+++ Extracted information
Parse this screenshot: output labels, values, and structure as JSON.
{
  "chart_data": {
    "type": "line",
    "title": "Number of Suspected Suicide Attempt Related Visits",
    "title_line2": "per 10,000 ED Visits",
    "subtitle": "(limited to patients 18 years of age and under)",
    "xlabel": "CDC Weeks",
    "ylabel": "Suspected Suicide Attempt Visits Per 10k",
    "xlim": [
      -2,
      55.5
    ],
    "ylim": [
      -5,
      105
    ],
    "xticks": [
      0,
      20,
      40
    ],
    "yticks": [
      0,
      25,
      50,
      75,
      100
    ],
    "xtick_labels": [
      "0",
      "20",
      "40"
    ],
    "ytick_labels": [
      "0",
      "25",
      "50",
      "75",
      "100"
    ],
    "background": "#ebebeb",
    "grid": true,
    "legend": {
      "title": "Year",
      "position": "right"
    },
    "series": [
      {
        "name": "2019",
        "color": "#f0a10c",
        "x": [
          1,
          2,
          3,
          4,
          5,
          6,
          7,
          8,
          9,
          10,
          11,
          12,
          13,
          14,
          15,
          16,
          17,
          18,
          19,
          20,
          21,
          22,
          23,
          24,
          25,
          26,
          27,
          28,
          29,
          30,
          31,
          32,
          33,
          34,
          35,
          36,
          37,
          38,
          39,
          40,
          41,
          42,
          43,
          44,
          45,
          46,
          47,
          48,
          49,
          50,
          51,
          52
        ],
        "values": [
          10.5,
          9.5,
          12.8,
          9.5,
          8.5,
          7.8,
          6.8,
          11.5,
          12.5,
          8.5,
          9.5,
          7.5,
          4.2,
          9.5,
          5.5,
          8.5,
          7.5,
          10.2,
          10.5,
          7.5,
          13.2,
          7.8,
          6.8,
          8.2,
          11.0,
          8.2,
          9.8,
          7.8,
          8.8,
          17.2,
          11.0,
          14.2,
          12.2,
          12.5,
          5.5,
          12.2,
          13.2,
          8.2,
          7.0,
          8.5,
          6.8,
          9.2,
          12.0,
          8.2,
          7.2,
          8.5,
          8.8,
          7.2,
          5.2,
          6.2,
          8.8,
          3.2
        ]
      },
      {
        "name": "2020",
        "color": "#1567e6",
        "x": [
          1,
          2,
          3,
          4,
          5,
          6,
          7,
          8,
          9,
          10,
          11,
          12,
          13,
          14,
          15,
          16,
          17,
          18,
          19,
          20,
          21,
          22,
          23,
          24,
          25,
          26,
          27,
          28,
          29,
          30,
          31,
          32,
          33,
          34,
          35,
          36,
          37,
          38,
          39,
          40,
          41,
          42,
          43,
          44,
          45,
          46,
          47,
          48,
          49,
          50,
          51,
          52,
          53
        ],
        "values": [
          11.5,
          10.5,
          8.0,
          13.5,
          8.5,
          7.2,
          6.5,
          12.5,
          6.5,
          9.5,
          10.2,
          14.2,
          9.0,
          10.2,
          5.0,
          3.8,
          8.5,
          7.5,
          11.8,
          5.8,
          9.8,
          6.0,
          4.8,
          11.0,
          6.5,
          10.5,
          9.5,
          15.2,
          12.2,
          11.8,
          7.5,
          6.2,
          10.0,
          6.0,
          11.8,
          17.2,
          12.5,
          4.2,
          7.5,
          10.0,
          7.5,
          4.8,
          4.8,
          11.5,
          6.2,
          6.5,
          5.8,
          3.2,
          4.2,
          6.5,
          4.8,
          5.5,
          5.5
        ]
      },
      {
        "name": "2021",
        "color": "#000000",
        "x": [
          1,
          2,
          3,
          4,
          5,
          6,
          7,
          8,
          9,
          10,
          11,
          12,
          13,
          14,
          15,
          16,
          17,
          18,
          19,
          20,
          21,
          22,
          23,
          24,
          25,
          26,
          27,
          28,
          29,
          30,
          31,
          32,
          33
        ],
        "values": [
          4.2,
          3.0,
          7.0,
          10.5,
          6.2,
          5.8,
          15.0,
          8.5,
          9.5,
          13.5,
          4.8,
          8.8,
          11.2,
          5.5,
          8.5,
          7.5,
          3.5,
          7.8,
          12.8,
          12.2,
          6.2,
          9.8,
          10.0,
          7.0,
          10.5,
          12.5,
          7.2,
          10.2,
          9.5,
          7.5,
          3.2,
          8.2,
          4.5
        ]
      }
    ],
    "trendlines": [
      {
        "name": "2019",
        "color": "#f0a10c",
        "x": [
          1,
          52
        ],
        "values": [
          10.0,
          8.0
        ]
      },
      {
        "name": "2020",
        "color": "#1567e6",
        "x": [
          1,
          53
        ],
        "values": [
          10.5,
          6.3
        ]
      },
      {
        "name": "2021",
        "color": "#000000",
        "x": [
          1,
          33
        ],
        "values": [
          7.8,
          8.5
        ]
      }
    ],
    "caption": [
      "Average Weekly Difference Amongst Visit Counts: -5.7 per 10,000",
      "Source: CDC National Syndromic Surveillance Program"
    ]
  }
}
++++++
Restate the data above exactly, keeping each word as it stands.

▸ Task result
Parse this screenshot: output labels, values, and structure as JSON.
{
  "chart_data": {
    "type": "line",
    "title": "Number of Suspected Suicide Attempt Related Visits",
    "title_line2": "per 10,000 ED Visits",
    "subtitle": "(limited to patients 18 years of age and under)",
    "xlabel": "CDC Weeks",
    "ylabel": "Suspected Suicide Attempt Visits Per 10k",
    "xlim": [
      -2,
      55.5
    ],
    "ylim": [
      -5,
      105
    ],
    "xticks": [
      0,
      20,
      40
    ],
    "yticks": [
      0,
      25,
      50,
      75,
      100
    ],
    "xtick_labels": [
      "0",
      "20",
      "40"
    ],
    "ytick_labels": [
      "0",
      "25",
      "50",
      "75",
      "100"
    ],
    "background": "#ebebeb",
    "grid": true,
    "legend": {
      "title": "Year",
      "position": "right"
    },
    "series": [
      {
        "name": "2019",
        "color": "#f0a10c",
        "x": [
          1,
          2,
          3,
          4,
          5,
          6,
          7,
          8,
          9,
          10,
          11,
          12,
          13,
          14,
          15,
          16,
          17,
          18,
          19,
          20,
          21,
          22,
          23,
          24,
          25,
          26,
          27,
          28,
          29,
          30,
          31,
          32,
          33,
          34,
          35,
          36,
          37,
          38,
          39,
          40,
          41,
          42,
          43,
          44,
          45,
          46,
          47,
          48,
          49,
          50,
          51,
          52
        ],
        "values": [
          10.5,
          9.5,
          12.8,
          9.5,
          8.5,
          7.8,
          6.8,
          11.5,
          12.5,
          8.5,
          9.5,
          7.5,
          4.2,
          9.5,
          5.5,
          8.5,
          7.5,
          10.2,
          10.5,
          7.5,
          13.2,
          7.8,
          6.8,
          8.2,
          11.0,
          8.2,
          9.8,
          7.8,
          8.8,
          17.2,
          11.0,
          14.2,
          12.2,
          12.5,
          5.5,
          12.2,
          13.2,
          8.2,
          7.0,
          8.5,
          6.8,
          9.2,
          12.0,
          8.2,
          7.2,
          8.5,
          8.8,
          7.2,
          5.2,
          6.2,
          8.8,
          3.2
        ]
      },
      {
        "name": "2020",
        "color": "#1567e6",
        "x": [
          1,
          2,
          3,
          4,
          5,
          6,
          7,
          8,
          9,
          10,
          11,
          12,
          13,
          14,
          15,
          16,
          17,
          18,
          19,
          20,
          21,
          22,
          23,
          24,
          25,
          26,
          27,
          28,
          29,
          30,
          31,
          32,
          33,
          34,
          35,
          36,
          37,
          38,
          39,
          40,
          41,
          42,
          43,
          44,
          45,
          46,
          47,
          48,
          49,
          50,
          51,
          52,
          53
        ],
        "values": [
          11.5,
          10.5,
          8.0,
          13.5,
          8.5,
          7.2,
          6.5,
          12.5,
          6.5,
          9.5,
          10.2,
          14.2,
          9.0,
          10.2,
          5.0,
          3.8,
          8.5,
          7.5,
          11.8,
          5.8,
          9.8,
          6.0,
          4.8,
          11.0,
          6.5,
          10.5,
          9.5,
          15.2,
          12.2,
          11.8,
          7.5,
          6.2,
          10.0,
          6.0,
          11.8,
          17.2,
          12.5,
          4.2,
          7.5,
          10.0,
          7.5,
          4.8,
          4.8,
          11.5,
          6.2,
          6.5,
          5.8,
          3.2,
          4.2,
          6.5,
          4.8,
          5.5,
          5.5
        ]
      },
      {
        "name": "2021",
        "color": "#000000",
        "x": [
          1,
          2,
          3,
          4,
          5,
          6,
          7,
          8,
          9,
          10,
          11,
          12,
          13,
          14,
          15,
          16,
          17,
          18,
          19,
          20,
          21,
          22,
          23,
          24,
          25,
          26,
          27,
          28,
          29,
          30,
          31,
          32,
          33
        ],
        "values": [
          4.2,
          3.0,
          7.0,
          10.5,
          6.2,
          5.8,
          15.0,
          8.5,
          9.5,
          13.5,
          4.8,
          8.8,
          11.2,
          5.5,
          8.5,
          7.5,
          3.5,
          7.8,
          12.8,
          12.2,
          6.2,
          9.8,
          10.0,
          7.0,
          10.5,
          12.5,
          7.2,
          10.2,
          9.5,
          7.5,
          3.2,
          8.2,
          4.5
        ]
      }
    ],
    "trendlines": [
      {
        "name": "2019",
        "color": "#f0a10c",
        "x": [
          1,
          52
        ],
        "values": [
          10.0,
          8.0
        ]
      },
      {
        "name": "2020",
        "color": "#1567e6",
        "x": [
          1,
          53
        ],
        "values": [
          10.5,
          6.3
        ]
      },
      {
        "name": "2021",
        "color": "#000000",
        "x": [
          1,
          33
        ],
        "values": [
          7.8,
          8.5
        ]
      }
    ],
    "caption": [
      "Average Weekly Difference Amongst Visit Counts: -5.7 per 10,000",
      "Source: CDC National Syndromic Surveillance Program"
    ]
  }
}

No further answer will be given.